[Dataset records]

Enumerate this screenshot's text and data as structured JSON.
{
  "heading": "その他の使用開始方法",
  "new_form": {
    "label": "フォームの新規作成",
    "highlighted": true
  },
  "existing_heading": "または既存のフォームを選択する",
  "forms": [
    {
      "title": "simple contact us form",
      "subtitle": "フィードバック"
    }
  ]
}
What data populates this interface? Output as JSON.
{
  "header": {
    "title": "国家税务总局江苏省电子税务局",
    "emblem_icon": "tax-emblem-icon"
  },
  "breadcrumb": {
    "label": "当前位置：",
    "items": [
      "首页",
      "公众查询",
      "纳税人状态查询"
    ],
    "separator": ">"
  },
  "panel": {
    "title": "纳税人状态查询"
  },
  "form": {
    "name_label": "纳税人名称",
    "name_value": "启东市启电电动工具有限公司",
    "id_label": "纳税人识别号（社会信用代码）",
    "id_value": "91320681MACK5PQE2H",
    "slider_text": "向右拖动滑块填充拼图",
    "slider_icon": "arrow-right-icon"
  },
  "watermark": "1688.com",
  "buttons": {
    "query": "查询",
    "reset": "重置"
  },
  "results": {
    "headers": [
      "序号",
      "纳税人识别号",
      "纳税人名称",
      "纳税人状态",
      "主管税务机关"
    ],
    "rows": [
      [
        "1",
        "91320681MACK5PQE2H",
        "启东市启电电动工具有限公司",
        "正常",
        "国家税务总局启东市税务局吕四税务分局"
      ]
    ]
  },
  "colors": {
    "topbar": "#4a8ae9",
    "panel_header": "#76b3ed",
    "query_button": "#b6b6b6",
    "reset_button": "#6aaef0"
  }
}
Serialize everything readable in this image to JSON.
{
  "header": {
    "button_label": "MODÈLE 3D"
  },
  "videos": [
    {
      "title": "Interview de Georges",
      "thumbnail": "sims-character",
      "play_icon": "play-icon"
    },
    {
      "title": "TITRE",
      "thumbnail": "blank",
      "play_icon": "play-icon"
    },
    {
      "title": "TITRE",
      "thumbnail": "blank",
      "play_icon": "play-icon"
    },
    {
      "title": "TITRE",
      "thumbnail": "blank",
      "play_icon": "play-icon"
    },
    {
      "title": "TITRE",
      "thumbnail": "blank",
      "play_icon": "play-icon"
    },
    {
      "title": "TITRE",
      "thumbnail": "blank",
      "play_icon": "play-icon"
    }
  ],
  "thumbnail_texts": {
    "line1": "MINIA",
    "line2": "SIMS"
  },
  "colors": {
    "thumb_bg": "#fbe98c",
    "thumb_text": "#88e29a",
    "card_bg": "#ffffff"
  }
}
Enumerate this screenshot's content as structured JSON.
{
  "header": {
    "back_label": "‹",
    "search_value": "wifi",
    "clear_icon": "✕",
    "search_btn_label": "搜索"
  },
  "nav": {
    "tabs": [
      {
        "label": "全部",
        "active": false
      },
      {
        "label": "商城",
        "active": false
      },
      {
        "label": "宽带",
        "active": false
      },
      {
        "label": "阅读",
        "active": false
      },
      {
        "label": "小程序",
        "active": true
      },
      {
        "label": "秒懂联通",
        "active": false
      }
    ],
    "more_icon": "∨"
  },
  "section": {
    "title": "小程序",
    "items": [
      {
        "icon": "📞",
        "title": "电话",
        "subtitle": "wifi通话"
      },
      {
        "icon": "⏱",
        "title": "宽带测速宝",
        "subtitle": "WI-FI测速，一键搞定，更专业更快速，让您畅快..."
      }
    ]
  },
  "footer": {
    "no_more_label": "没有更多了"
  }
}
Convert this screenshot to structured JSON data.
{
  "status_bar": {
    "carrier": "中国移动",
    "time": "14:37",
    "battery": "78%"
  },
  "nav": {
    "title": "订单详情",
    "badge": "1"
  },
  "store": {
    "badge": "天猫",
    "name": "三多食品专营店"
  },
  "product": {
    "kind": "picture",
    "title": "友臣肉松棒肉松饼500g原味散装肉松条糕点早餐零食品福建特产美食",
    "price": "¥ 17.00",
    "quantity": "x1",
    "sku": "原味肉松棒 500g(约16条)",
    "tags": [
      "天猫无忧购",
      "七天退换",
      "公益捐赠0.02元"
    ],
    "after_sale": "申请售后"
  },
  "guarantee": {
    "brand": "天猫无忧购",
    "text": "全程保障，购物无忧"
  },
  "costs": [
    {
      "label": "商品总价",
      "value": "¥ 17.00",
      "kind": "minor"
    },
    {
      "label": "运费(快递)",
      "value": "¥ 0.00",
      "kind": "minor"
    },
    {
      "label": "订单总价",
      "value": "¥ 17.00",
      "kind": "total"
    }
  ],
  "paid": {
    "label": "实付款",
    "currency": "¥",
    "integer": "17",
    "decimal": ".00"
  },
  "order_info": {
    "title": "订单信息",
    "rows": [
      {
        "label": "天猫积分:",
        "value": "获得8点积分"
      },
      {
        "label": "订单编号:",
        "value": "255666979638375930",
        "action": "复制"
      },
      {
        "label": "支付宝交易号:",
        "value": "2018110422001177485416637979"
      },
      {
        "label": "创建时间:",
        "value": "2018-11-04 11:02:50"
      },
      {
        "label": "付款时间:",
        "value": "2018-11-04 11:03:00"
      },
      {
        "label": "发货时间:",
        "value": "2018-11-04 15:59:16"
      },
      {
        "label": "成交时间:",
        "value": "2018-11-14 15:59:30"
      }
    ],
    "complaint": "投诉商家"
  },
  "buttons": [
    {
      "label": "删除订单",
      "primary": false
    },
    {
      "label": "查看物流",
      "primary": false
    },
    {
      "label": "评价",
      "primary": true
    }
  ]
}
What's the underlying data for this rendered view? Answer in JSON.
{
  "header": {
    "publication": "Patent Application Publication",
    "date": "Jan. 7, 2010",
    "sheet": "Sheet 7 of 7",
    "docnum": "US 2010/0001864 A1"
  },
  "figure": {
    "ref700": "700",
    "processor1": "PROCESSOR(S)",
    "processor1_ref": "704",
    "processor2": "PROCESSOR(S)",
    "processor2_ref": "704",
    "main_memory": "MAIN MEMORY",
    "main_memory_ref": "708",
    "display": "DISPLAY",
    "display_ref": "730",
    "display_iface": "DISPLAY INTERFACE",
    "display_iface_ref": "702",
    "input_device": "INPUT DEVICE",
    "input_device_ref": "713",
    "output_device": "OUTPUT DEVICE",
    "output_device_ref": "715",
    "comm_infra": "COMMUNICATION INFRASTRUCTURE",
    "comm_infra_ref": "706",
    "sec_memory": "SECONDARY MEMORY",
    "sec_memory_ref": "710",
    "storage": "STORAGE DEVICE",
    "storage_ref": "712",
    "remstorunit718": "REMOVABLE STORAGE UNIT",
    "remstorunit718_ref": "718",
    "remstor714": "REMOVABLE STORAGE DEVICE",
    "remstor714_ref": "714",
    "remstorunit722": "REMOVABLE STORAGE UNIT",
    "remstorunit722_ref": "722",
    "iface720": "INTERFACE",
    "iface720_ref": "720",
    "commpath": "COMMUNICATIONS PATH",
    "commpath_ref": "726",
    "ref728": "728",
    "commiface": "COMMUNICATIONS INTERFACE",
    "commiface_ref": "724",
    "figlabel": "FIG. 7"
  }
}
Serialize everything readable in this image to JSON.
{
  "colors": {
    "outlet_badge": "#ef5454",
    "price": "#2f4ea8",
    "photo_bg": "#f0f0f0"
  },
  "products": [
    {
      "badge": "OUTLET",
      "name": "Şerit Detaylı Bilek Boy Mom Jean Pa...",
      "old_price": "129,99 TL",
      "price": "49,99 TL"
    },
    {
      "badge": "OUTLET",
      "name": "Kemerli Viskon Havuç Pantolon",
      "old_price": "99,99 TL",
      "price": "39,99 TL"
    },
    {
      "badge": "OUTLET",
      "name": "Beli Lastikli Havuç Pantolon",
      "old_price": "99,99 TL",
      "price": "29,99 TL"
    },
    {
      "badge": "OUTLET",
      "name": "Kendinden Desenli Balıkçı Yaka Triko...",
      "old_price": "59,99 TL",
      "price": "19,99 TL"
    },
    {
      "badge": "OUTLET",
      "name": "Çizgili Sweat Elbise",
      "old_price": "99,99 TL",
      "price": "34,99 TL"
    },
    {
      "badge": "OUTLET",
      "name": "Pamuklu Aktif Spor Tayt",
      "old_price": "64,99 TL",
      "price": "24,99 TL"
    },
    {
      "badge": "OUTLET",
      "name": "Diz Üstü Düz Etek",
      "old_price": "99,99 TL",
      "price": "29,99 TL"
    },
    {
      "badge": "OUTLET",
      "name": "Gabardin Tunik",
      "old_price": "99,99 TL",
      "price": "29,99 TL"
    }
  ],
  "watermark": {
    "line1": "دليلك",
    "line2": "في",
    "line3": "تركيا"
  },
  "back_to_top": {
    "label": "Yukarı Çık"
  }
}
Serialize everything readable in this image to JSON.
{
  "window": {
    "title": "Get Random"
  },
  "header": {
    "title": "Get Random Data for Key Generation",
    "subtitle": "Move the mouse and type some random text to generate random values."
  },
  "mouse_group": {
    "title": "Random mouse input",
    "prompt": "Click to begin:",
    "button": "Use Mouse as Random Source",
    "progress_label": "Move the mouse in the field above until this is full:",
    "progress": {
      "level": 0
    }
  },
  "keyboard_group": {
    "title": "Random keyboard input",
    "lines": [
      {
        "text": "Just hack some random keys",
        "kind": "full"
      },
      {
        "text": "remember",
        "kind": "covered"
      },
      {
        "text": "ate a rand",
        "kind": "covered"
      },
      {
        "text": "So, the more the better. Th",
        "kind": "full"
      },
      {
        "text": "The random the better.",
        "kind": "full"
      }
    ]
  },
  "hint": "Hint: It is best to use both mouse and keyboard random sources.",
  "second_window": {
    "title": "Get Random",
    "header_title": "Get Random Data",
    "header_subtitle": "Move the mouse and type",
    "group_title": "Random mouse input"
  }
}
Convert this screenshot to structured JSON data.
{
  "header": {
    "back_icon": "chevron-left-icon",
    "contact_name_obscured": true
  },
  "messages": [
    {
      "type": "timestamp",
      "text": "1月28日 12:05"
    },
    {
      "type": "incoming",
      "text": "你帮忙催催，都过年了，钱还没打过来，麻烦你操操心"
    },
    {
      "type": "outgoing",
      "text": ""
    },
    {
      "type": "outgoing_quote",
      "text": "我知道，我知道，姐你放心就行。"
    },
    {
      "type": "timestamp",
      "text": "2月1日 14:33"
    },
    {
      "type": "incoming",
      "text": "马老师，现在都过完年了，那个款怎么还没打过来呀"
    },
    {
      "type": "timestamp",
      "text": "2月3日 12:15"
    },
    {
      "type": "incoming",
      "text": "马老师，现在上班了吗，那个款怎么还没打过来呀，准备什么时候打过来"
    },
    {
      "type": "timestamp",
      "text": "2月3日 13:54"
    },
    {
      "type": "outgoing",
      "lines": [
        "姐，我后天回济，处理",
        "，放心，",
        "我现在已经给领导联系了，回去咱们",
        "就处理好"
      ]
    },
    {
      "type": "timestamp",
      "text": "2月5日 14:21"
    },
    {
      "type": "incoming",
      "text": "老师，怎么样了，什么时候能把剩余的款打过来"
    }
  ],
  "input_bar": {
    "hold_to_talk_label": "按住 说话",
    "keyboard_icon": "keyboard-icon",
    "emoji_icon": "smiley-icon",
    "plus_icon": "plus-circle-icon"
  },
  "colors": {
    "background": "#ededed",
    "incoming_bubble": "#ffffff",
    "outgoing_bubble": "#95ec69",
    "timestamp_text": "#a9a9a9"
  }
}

Work to do:
Pull out all lines from the entries above in which the word "那个款怎么还没打过来呀" appears.

Task solution:
      "text": "马老师，现在都过完年了，那个款怎么还没打过来呀"
      "text": "马老师，现在上班了吗，那个款怎么还没打过来呀，准备什么时候打过来"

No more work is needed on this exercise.